(Items from a figure collection)
*-*-*
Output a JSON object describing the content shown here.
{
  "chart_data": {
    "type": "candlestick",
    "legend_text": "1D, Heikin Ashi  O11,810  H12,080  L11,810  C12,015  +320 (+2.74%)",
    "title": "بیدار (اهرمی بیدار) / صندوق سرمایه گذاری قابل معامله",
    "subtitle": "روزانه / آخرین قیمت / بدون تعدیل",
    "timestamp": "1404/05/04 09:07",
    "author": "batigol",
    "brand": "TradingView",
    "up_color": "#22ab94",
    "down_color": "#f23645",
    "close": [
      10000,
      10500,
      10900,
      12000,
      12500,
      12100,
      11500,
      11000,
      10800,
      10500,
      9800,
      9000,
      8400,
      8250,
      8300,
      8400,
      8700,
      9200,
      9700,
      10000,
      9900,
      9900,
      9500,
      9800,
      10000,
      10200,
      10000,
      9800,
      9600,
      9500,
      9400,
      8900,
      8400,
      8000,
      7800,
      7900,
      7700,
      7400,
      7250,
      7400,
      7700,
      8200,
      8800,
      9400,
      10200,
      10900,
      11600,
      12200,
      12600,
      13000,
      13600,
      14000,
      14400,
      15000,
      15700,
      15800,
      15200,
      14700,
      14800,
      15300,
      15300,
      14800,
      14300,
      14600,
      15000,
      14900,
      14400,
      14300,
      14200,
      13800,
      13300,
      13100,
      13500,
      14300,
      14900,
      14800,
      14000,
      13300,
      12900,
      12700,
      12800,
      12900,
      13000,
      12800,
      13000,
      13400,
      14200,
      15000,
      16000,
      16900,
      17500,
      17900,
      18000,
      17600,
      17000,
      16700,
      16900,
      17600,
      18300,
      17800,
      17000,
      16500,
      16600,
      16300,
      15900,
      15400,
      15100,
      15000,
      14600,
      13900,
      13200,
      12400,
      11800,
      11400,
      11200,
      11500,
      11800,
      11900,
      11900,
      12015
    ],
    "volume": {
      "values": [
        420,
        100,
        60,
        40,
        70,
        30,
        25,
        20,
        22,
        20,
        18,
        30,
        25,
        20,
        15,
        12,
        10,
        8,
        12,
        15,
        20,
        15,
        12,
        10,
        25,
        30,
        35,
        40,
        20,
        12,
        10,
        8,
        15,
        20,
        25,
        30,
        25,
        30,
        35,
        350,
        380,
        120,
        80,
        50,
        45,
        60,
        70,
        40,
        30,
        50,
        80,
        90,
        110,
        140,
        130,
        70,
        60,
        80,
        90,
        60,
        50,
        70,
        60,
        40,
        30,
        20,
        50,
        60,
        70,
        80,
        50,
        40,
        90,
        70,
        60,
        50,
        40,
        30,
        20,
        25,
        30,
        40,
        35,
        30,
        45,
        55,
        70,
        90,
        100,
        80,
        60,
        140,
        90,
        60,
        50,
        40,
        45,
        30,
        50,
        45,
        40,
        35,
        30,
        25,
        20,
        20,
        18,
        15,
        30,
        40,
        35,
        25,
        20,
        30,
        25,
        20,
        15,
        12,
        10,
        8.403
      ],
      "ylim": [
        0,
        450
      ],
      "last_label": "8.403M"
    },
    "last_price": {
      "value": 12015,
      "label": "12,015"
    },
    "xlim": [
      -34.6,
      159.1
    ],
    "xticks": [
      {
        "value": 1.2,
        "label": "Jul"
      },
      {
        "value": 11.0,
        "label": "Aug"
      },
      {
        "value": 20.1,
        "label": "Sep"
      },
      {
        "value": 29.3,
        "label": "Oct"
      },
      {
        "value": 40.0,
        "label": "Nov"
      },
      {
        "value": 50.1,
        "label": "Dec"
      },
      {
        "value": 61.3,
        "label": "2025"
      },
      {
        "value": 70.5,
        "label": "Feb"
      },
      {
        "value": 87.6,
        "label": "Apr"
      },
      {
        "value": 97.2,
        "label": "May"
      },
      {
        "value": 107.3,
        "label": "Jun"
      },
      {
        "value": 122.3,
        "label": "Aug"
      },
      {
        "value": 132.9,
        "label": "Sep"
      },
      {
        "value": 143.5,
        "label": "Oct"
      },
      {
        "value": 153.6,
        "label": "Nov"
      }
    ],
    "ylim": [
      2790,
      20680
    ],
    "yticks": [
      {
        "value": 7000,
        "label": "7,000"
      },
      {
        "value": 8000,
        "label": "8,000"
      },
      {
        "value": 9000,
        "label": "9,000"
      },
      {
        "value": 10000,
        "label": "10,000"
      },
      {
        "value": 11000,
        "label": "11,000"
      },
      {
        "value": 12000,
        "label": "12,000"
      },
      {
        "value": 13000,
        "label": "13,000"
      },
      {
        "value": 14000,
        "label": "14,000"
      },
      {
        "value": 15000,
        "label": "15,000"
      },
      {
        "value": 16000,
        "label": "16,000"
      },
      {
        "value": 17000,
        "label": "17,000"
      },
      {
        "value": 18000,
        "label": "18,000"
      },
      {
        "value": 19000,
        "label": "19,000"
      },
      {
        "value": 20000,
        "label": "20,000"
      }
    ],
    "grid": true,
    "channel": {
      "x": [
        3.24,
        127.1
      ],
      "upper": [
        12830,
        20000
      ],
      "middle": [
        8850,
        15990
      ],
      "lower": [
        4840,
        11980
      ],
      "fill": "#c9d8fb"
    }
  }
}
*-*-*
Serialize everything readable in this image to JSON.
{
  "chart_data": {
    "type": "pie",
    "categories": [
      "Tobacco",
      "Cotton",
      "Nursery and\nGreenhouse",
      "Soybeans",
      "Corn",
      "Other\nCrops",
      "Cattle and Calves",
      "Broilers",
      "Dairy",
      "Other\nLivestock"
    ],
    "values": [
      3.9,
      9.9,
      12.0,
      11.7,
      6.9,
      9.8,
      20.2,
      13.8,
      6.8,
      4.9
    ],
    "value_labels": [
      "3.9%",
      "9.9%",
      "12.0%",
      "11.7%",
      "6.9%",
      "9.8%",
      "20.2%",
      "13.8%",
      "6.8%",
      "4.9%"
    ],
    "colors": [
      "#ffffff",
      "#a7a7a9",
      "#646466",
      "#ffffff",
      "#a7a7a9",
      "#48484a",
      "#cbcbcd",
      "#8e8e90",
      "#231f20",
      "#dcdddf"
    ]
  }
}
*-*-*
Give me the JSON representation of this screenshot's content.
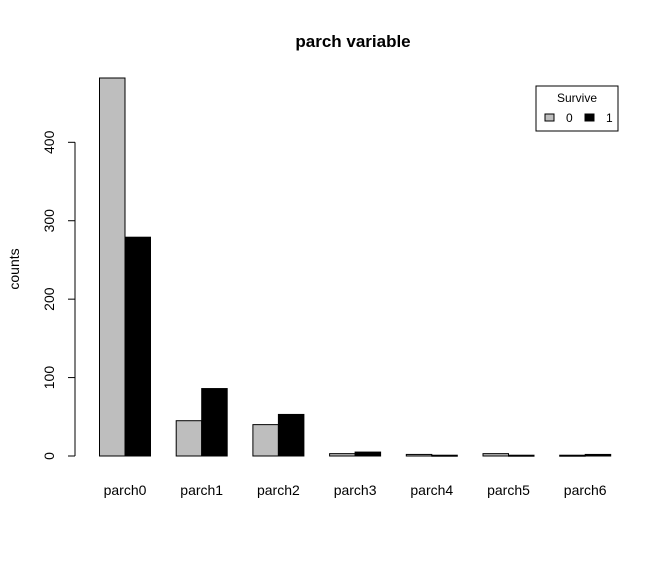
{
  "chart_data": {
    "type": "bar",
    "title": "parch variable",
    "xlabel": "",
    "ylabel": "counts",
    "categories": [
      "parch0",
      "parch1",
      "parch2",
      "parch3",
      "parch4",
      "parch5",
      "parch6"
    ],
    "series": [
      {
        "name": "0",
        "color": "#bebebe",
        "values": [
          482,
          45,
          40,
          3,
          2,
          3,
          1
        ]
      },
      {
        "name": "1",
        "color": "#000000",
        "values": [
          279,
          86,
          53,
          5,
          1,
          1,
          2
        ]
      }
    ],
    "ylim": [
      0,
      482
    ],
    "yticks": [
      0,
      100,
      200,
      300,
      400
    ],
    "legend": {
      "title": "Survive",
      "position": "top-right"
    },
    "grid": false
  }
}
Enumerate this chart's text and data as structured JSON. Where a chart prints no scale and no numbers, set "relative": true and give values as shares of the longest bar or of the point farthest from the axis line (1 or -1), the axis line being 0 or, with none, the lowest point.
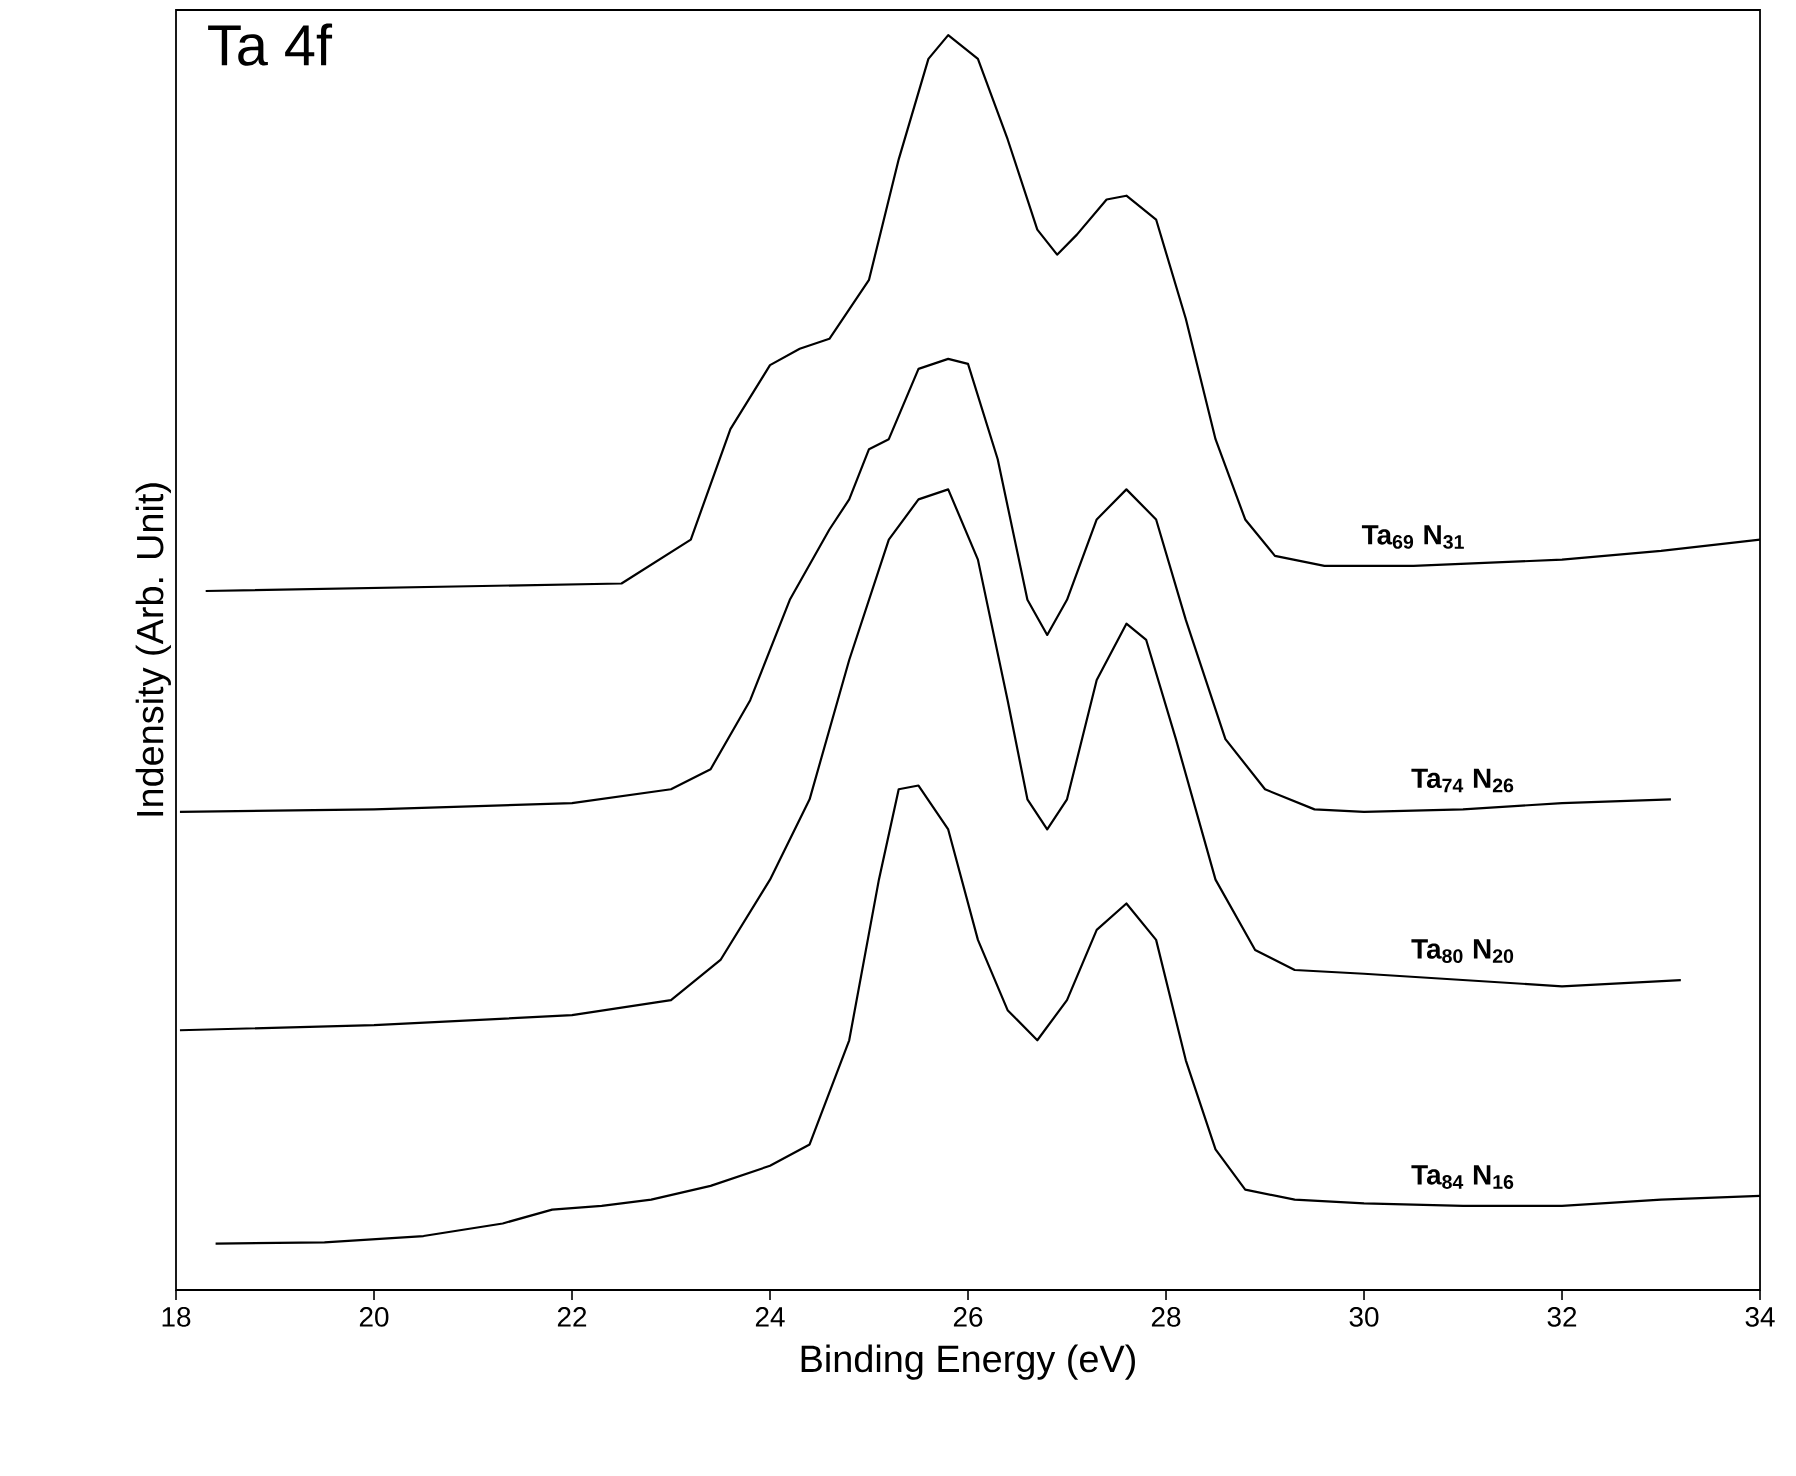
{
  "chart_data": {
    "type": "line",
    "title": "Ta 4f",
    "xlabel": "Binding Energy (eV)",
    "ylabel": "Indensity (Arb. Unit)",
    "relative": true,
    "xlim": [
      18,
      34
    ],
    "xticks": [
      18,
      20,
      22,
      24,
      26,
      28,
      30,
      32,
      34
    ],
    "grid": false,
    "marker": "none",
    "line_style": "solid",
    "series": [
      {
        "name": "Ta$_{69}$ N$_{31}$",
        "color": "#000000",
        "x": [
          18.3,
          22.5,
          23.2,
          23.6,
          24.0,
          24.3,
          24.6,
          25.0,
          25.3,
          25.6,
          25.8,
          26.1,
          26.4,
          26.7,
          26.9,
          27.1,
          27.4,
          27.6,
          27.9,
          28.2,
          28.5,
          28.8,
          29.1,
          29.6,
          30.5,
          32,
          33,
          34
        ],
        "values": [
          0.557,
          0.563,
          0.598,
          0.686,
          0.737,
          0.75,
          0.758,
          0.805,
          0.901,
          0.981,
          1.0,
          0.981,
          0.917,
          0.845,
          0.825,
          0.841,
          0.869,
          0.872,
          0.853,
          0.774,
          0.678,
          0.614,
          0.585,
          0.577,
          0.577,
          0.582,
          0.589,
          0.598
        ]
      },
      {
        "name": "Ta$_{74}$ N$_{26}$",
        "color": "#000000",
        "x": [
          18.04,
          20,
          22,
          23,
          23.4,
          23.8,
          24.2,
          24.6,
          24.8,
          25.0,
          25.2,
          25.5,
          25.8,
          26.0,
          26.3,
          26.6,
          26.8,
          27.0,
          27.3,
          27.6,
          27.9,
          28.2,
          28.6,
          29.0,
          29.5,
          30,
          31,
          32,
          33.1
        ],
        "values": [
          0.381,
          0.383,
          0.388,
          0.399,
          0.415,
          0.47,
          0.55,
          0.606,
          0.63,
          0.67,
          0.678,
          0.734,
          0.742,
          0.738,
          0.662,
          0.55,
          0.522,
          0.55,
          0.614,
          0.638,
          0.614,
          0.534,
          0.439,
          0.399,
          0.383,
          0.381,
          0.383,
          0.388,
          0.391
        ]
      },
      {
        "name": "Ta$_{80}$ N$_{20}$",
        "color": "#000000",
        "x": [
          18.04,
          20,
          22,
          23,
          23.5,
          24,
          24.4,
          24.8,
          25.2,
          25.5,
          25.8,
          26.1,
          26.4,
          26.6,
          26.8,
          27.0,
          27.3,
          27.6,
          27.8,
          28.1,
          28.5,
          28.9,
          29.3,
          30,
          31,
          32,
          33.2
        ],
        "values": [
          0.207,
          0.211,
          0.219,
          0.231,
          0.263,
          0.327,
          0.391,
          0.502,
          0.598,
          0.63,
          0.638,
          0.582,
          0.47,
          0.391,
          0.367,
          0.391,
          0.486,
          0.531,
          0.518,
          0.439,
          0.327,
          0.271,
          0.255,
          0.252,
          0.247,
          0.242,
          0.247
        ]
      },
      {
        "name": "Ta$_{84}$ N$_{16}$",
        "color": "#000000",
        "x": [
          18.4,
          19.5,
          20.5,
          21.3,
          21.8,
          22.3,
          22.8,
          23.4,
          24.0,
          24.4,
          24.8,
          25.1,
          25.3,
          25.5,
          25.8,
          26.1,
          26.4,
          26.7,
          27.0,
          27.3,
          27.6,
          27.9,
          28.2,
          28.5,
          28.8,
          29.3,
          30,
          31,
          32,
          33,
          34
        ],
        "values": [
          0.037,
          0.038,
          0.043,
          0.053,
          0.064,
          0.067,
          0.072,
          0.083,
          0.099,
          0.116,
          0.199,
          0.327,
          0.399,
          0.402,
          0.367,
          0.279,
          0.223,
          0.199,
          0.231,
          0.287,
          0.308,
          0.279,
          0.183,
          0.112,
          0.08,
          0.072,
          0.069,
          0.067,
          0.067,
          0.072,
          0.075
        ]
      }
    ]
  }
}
*-*-*
Copy each line of the records containing the string "true".

    "grid": true,
Enumerate this chart's text and data as structured JSON. Where a chart prints no scale and no numbers, set "relative": true and give values as shares of the longest bar or of the point farthest from the axis line (1 or -1), the axis line being 0 or, with none, the lowest point.
    "relative": true,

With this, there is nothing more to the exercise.